● **Belge Alıntısı**:
◇ ◇ ◇ ◇ ◇ ◇ ◇

Hatta yeni tv’ye Bluetooth ile özel bir “kol” bağlamak ve bazı oyunları bununla oynamak da mümkün olabiliyor.
4. Siri
iPhone’dan tanıdığımız Siri, yeni tv’de de karşımıza çıkıyor. Kumandadaki arama butonuna bastığımızda bir arama sayfasına gidiyorken, basılı tuttuğumuzda ise Siri’ye ulaşıyoruz. Kumandanın en üstündeki mikrofona doğru istediğimizi söyleyerek de Siri’nin bize yardımcı olmasını bekliyoruz.
Siri hem iTunes içerisinde, hem de Netflix, Hulu, HBO, Showtime gibi ABD’de aktif olan bir çok içerik sağlayıcıda arama yapabiliyor, ve sonuçları karşımıza getiriyor. Ancak App Store içerisinde arama yapmasını sağlayamıyoruz, şimdilik… Bu çok can sıkıcı olsa da, umuyorum ki Apple bu özelliği de ekler Siri’ye.

◇ ◇ ◇ ◇ ◇ ◇ ◇

(Veri kümesi öğeleri)
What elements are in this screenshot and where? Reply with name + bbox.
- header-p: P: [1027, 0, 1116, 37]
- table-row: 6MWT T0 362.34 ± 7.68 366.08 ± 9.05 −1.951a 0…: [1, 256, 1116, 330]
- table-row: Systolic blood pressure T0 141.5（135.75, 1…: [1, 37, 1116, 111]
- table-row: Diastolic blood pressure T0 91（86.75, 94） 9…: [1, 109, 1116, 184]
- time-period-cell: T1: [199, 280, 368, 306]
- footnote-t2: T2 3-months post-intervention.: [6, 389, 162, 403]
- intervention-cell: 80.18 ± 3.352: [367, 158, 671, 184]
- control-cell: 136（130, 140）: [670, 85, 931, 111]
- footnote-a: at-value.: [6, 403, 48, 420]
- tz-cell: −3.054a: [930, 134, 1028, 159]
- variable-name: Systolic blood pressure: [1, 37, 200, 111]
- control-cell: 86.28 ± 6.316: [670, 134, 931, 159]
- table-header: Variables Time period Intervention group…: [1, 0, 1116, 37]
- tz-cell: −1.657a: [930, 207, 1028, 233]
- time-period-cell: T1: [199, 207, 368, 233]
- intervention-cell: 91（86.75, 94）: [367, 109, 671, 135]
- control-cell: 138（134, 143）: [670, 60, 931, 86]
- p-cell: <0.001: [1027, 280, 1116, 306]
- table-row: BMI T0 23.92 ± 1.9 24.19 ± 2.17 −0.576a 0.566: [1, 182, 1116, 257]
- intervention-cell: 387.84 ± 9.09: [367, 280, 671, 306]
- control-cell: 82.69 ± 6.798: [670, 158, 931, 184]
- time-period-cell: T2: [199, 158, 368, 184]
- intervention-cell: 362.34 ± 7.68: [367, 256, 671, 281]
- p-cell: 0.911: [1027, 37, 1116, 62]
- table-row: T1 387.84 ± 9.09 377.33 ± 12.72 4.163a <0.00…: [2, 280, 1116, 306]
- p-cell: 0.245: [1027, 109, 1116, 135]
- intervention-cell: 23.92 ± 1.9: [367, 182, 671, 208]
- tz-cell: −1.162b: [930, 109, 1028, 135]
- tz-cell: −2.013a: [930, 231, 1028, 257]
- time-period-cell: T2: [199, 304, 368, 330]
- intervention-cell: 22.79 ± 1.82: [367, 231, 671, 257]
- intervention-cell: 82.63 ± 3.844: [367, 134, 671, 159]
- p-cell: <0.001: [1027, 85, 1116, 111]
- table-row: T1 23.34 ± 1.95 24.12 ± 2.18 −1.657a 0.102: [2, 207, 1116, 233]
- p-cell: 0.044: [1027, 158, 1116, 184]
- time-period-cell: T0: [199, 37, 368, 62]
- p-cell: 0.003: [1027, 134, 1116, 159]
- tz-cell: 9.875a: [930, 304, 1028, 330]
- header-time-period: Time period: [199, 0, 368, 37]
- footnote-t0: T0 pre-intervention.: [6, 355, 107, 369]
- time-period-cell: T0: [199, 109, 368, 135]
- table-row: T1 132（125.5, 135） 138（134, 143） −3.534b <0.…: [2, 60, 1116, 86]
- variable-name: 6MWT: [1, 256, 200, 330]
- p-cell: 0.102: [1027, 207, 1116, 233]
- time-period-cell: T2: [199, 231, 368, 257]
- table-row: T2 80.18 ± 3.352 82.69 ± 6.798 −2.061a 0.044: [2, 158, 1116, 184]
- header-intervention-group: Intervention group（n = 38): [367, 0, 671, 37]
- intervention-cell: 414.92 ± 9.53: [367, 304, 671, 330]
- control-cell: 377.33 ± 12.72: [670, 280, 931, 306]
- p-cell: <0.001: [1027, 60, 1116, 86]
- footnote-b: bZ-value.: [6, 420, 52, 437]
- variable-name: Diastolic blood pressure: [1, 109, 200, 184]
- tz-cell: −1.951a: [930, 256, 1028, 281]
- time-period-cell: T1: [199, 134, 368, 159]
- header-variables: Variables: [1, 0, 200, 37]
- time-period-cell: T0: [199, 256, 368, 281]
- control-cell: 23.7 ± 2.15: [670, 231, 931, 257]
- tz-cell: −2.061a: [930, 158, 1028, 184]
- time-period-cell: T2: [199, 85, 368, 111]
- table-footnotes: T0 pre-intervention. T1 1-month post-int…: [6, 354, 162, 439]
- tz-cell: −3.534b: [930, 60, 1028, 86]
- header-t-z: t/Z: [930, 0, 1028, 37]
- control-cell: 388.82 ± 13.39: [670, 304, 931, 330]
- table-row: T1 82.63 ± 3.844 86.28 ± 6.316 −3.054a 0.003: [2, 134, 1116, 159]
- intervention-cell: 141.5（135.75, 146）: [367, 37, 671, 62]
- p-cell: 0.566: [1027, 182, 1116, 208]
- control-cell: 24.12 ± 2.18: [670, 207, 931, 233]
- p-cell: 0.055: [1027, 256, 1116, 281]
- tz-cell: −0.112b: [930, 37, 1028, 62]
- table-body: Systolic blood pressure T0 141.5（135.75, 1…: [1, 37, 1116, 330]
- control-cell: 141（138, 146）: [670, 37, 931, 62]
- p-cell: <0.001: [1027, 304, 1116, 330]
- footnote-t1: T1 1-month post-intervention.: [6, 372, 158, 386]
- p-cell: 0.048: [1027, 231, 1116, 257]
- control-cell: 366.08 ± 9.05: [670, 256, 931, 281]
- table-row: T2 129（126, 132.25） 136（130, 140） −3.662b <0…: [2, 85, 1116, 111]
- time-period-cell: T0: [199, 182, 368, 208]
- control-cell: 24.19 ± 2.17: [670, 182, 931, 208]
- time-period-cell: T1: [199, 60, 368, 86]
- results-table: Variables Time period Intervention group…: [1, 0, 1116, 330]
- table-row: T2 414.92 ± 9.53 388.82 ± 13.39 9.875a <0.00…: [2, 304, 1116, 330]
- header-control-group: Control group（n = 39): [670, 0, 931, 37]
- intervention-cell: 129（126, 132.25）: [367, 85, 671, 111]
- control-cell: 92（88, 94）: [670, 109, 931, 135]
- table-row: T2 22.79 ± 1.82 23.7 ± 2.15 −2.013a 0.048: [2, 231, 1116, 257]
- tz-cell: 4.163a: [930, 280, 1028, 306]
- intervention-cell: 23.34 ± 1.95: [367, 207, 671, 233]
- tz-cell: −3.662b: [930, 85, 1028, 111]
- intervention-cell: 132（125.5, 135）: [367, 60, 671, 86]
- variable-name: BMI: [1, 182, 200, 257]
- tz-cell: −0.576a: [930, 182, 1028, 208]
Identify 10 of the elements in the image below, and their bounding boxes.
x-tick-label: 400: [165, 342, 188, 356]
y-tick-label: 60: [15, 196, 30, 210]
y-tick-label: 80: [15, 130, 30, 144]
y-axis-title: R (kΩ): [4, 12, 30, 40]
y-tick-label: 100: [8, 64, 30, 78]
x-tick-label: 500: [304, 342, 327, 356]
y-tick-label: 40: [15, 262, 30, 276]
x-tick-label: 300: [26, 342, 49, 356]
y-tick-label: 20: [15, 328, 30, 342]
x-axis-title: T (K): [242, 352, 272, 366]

◇ ◇ ◇ ◇ ◇ ◇ ◇

● **Görev Talimatları**:
• 1. Belge alıntısındaki "Siri hem iTunes" ile "de ekler Siri’ye." arasındaki bölümü, iki uç da dahil olmak üzere, hiçbir değişiklik yapmadan çıkarınız.
• 2. Veri satırlarının en başından "- table-row: Diastolic" ifadesini içeren satıra kadar, bu satır da dahil, yer alan satırları birebir kopyalayınız.

● **Cevap Kümesi**:
• 1.
Siri hem iTunes içerisinde, hem de Netflix, Hulu, HBO, Showtime gibi ABD’de aktif olan bir çok içerik sağlayıcıda arama yapabiliyor, ve sonuçları karşımıza getiriyor. Ancak App Store içerisinde arama yapmasını sağlayamıyoruz, şimdilik… Bu çok can sıkıcı olsa da, umuyorum ki Apple bu özelliği de ekler Siri’ye.

• 2.
What elements are in this screenshot and where? Reply with name + bbox.
- header-p: P: [1027, 0, 1116, 37]
- table-row: 6MWT T0 362.34 ± 7.68 366.08 ± 9.05 −1.951a 0…: [1, 256, 1116, 330]
- table-row: Systolic blood pressure T0 141.5（135.75, 1…: [1, 37, 1116, 111]
- table-row: Diastolic blood pressure T0 91（86.75, 94） 9…: [1, 109, 1116, 184]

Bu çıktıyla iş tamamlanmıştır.